_Figure dataset records_
▽

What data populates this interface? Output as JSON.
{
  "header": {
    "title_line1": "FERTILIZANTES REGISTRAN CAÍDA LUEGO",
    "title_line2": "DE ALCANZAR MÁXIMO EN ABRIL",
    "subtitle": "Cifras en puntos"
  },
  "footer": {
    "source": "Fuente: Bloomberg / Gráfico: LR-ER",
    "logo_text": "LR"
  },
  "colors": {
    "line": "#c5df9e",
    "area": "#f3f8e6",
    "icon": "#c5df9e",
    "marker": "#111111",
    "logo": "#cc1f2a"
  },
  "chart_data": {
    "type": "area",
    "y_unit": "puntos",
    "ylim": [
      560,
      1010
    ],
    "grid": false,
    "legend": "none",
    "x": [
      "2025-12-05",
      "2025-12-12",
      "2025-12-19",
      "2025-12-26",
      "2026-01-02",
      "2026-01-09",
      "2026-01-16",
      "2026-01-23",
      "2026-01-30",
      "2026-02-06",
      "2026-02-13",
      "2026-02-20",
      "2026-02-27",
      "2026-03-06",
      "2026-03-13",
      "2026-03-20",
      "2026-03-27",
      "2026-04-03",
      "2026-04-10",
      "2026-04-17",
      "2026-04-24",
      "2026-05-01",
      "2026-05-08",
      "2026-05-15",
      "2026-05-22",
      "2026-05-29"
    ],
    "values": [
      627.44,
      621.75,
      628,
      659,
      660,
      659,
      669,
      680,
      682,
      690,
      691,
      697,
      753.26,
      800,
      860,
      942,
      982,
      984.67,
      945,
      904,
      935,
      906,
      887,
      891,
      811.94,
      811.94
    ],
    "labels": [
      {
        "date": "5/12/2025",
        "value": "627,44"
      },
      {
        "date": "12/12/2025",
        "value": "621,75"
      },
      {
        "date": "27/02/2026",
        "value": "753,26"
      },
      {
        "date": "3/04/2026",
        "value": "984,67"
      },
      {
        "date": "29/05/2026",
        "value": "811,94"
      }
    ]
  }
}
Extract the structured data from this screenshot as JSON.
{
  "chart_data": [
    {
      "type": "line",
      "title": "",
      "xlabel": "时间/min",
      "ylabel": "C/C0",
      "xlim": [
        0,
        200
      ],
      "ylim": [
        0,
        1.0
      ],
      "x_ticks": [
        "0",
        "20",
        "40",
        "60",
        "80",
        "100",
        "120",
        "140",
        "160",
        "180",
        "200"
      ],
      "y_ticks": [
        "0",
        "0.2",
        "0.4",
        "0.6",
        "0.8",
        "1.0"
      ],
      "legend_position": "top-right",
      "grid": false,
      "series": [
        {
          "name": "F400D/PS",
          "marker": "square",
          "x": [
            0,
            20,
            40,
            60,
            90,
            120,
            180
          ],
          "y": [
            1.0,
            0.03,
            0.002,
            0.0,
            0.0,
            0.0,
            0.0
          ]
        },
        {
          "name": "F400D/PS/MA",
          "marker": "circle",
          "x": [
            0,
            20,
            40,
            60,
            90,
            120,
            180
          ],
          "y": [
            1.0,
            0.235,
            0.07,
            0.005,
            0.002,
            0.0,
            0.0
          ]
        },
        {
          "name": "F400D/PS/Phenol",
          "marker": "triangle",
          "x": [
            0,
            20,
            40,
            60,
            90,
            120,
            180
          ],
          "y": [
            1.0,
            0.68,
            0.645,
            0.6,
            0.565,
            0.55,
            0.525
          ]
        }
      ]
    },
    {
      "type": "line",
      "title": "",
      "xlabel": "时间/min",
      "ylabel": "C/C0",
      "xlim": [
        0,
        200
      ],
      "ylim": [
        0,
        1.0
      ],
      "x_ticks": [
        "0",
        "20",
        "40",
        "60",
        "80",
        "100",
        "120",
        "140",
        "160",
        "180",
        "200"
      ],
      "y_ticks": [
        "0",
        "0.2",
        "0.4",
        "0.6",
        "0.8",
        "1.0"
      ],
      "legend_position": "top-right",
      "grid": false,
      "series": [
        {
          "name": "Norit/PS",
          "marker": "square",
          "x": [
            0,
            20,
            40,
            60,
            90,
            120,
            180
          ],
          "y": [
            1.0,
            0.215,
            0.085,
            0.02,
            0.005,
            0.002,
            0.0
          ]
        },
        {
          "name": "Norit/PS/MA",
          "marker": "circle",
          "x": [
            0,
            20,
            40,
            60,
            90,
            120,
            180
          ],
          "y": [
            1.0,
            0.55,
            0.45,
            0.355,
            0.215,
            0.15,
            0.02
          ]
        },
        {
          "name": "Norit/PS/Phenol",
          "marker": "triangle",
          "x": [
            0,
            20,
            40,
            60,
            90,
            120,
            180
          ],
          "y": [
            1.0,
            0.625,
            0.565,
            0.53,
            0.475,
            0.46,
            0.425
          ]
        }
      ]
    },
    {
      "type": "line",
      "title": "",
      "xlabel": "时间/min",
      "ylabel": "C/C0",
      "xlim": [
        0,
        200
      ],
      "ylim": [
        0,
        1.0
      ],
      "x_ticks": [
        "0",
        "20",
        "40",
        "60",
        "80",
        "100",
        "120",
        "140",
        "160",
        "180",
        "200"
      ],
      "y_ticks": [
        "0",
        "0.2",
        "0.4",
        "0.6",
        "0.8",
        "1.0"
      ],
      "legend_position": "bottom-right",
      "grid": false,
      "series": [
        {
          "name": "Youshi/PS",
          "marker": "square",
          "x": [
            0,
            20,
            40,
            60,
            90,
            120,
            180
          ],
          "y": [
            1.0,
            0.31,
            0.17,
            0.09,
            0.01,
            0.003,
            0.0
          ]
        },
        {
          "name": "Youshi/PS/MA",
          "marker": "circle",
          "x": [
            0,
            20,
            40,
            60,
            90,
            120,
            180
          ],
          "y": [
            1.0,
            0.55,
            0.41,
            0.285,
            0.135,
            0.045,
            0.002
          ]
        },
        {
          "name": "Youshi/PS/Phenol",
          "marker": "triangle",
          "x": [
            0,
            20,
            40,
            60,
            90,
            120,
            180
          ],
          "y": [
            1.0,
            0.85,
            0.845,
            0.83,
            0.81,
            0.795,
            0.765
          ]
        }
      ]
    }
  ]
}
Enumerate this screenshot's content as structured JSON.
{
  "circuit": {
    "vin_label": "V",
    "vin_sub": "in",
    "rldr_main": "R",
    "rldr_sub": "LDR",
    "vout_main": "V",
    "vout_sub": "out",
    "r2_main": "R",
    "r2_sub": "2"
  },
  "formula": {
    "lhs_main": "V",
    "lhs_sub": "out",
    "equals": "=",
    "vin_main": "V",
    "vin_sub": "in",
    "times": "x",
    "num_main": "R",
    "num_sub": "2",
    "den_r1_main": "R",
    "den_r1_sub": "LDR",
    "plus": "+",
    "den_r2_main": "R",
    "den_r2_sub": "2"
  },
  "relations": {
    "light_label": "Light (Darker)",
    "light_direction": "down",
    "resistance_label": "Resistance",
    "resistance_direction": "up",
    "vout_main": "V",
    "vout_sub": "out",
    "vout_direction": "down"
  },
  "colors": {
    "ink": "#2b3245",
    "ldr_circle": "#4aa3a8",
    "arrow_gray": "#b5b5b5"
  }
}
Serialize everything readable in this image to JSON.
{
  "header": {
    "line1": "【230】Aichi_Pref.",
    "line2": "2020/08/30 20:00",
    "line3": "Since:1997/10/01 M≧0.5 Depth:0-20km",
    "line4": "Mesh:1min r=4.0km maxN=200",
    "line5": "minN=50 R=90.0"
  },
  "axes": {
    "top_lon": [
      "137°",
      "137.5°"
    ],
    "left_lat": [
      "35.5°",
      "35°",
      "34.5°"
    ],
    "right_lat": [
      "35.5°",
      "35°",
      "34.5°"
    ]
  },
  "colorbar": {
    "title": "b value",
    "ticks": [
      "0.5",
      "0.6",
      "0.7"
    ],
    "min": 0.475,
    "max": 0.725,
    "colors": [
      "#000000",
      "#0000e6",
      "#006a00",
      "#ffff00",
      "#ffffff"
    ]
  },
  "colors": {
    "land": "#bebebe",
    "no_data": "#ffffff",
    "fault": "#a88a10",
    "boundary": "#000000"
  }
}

△

_Goal of the exercise_
Select and copy each line from the data that includes the word "name".

_Written response_
          "name": "F400D/PS",
          "name": "F400D/PS/MA",
          "name": "F400D/PS/Phenol",
          "name": "Norit/PS",
          "name": "Norit/PS/MA",
          "name": "Norit/PS/Phenol",
          "name": "Youshi/PS",
          "name": "Youshi/PS/MA",
          "name": "Youshi/PS/Phenol",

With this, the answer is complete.